**** GIVEN ENTRIES

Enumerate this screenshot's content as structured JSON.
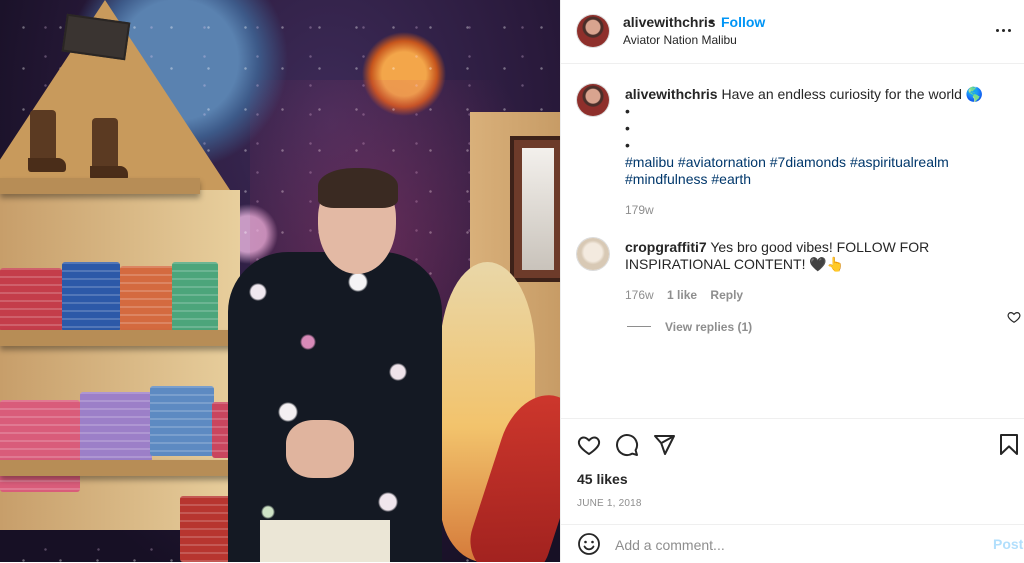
{
  "post": {
    "username": "alivewithchris",
    "separator": "•",
    "follow_label": "Follow",
    "location": "Aviator Nation Malibu",
    "more_icon": "more-horizontal-icon"
  },
  "caption": {
    "username": "alivewithchris",
    "text": "Have an endless curiosity for the world 🌎",
    "bullets": [
      "•",
      "•",
      "•"
    ],
    "hashtags": [
      "#malibu",
      "#aviatornation",
      "#7diamonds",
      "#aspiritualrealm",
      "#mindfulness",
      "#earth"
    ],
    "age": "179w"
  },
  "comment": {
    "username": "cropgraffiti7",
    "text_line1": "Yes bro good vibes! FOLLOW FOR",
    "text_line2": "INSPIRATIONAL CONTENT! 🖤👆",
    "age": "176w",
    "likes": "1 like",
    "reply_label": "Reply",
    "view_replies": "View replies (1)"
  },
  "actions": {
    "like_icon": "heart-icon",
    "comment_icon": "comment-icon",
    "share_icon": "share-icon",
    "save_icon": "bookmark-icon",
    "likes_count": "45 likes",
    "date": "June 1, 2018"
  },
  "add_comment": {
    "placeholder": "Add a comment...",
    "emoji_icon": "emoji-icon",
    "post_label": "Post"
  },
  "colors": {
    "link_blue": "#0095f6",
    "hashtag_blue": "#00376b",
    "muted": "#8e8e8e",
    "post_disabled": "#b2dffc"
  }
}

********

WORK TO BE COMPLETED:
All records must be output exactly as they are, except for the pictures, which are left out.

EXERCISE RESULT:
Enumerate this screenshot's content as structured JSON.
{
  "post": {
    "username": "alivewithchris",
    "separator": "•",
    "follow_label": "Follow",
    "location": "Aviator Nation Malibu",
    "more_icon": "more-horizontal-icon"
  },
  "caption": {
    "username": "alivewithchris",
    "text": "Have an endless curiosity for the world 🌎",
    "bullets": [
      "•",
      "•",
      "•"
    ],
    "hashtags": [
      "#malibu",
      "#aviatornation",
      "#7diamonds",
      "#aspiritualrealm",
      "#mindfulness",
      "#earth"
    ],
    "age": "179w"
  },
  "comment": {
    "username": "cropgraffiti7",
    "text_line1": "Yes bro good vibes! FOLLOW FOR",
    "text_line2": "INSPIRATIONAL CONTENT! 🖤👆",
    "age": "176w",
    "likes": "1 like",
    "reply_label": "Reply",
    "view_replies": "View replies (1)"
  },
  "actions": {
    "like_icon": "heart-icon",
    "comment_icon": "comment-icon",
    "share_icon": "share-icon",
    "save_icon": "bookmark-icon",
    "likes_count": "45 likes",
    "date": "June 1, 2018"
  },
  "add_comment": {
    "placeholder": "Add a comment...",
    "emoji_icon": "emoji-icon",
    "post_label": "Post"
  },
  "colors": {
    "link_blue": "#0095f6",
    "hashtag_blue": "#00376b",
    "muted": "#8e8e8e",
    "post_disabled": "#b2dffc"
  }
}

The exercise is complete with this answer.